It wasn’t easy getting work done with people stopping by all day to wish us “mazel tov” but it was fun.

birthday

I received several requests for recipes, so here they are. They’re easy, no-brainer recipes, good recipes to keep around when you need to whip up something fast and you want something that is almost fool-proof (I’m assuming that you know the basics of baking, like not opening the oven or practicing your Irish dance steps next to the stove).

Side note: I ready yesterday on the Web that someone started a blog just to organize their recipes. Interesting idea! Blog postings can be tagged, categorized, and searched, and one can add photographs of the finished dishes.


Whole Wheat Apple Raisin Cake

Yield: 4″x10″ loaf pan (may be doubled for 9×13 pan)

1/2 cup canola oil
1 cup sugar
2 eggs
1/2 tsp. vanilla extract
1 1/2 cups whole wheat flour
1 tsp. salt
1 tsp. baking powder
1 tsp. cinnamon
2 apples, cored, peeled and diced
1/2 cup raisins

Preheat oven to 400 degrees F (200 C).

Grease a 4×10 loaf pan (Israelis call this an “English cake” pan).

Beat oil, sugar, eggs, and vanilla extract (you can use a mixer but I use a wooden spoon because I can’t be bothered washing the beaters) until smooth. Sift together flour, salt, baking powder, and cinnamon. Pour the liquid ingredients into the dry ingredients. Stir in apples and raisins.

Bake for 50 minutes. Cool for 1/2 hour in the pan, then turn out on a rack to finish cooling so that it doesn’t get soggy.


Chocolate Walnut Cake

Yield: 4″x10″ loaf pan (may be doubled for 9×13 pan)

1/2 cup canola oil
1 1/4 cups sugar
2 eggs
1 cup water or juice (almost any fruit juice will work)
1 1/2 cups flour
1/2 cup cocoa
1 tsp. salt
1 tsp. baking powder
1/2 tsp. baking soda
1/2 cup walnuts, chopped

Preheat oven to 350 degrees F (180 C).

Grease a 4×10 loaf pan.

Beat oil, sugar, eggs, and juice. Sift flour, cocoa, salt, baking powder, and baking soda. Stir wet ingredients into dry ingredients, mixing until combined. Stir in chopped walnuts.

(Supplied information)
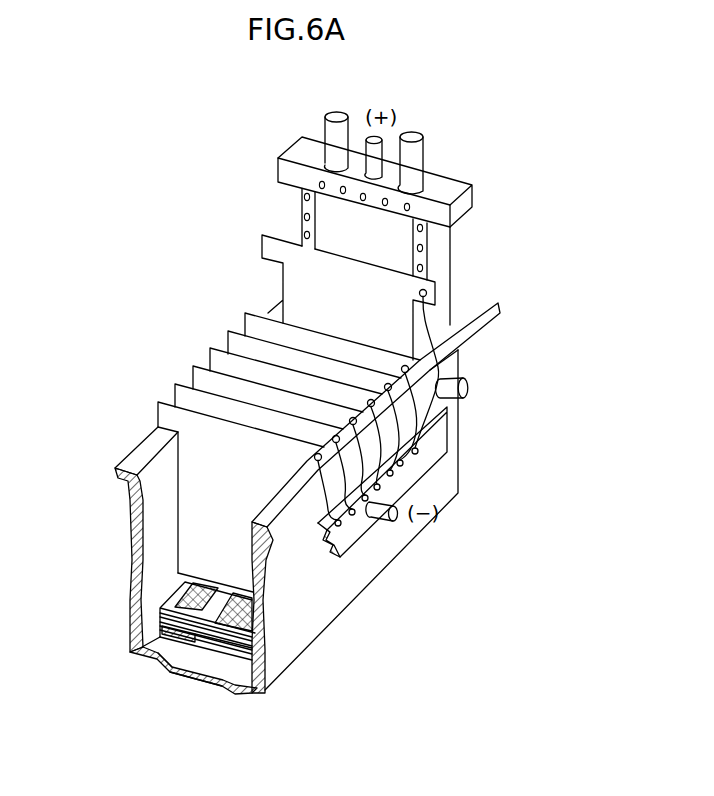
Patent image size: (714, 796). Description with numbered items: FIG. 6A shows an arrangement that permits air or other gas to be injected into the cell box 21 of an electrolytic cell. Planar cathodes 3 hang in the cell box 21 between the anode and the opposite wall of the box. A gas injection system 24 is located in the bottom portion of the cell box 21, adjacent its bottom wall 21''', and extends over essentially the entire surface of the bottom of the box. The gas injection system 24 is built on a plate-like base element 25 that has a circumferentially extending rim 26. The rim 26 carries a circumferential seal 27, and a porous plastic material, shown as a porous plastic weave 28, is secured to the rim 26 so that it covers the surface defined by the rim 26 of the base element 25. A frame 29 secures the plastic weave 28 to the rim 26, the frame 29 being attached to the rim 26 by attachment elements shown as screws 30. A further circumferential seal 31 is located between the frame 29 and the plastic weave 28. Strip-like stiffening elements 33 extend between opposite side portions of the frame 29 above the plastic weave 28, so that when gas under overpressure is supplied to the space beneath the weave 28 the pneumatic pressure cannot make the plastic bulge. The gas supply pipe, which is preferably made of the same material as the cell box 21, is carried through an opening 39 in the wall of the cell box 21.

(Exercise instructions) Can you write the next part of the blog post with the cake recipes, starting right after its final sentence?

(Output for this exercise)
Bake for 50 minutes. Cool for 1/2 hour in the pan, then turn out on a rack to finish cooling so that it doesn’t get soggy.


You’ll notice that the methods and proportions are very similar. Most of cooking is based on standard ratios and methods. Once you understand them, you’ll hardly ever need to consult a cookbook unless you want to make something unusual or unfamiliar.

 

That reminds me of a couple books:

  • Ratio: The Simple Codes Behind the Craft of Everyday Cooking. I heard a review of this book on an episode of the Splendid Table podcast. The author, Michael Ruhlman, shares his recipe for warm tomato vinaigrette. It sounds easy and delicious.
  • Healthy Helpings: 800 Fast and Fabulous Recipes for the Kosher (or Not) Cook I highly recommend this book if you want healthy recipes that don’t require hours in the kitchen and just plain taste good. (I suggested it yesterday to a coworker who confided that his wife bought a “healthy” cookbook and served the family an inedible pineapple tofu pie. When a dessert is so bad that people can’t finish a serving out of politeness, well, that’s not one for the files.) Norene’s recipes are thoroughly tested, clear, and delicious. This is one of the very few cookbooks where I can imagine making almost every recipe. Although she doesn’t say that she’s a method cook, if you study her recipes, it’s clear that this is her approach. Each recipe includes nutritional information, variations, freezing info, and a large helping of corny humour, which I happen to like.

  • I think I’ll include Ruhlman’s vinaigrette recipe here, to remind me to try it.

     

    Warm Tomato Vinaigrette, from Ruhlman’s Ratio: The Simple Codes Behind the Craft of Everyday Cooking

    This is a basic vinaigrette only instead of being cold, it’s mixed together in a medium hot pan, which intensifies the flavor of the tomato and the sweetness of the shallot. This is a great sauce for white fish, halibut or cod or tilapia (and would do wonders for the ubiquitous boneless chicken breast). But it also it works well with boiled new potatoes, salt cod, or a combination of boiled new potatoes, or other root vegetables, and salt cod or smoked trout.

    1/2 cup seeded, diced tomato
    salt to taste (about 1/2 teaspoon)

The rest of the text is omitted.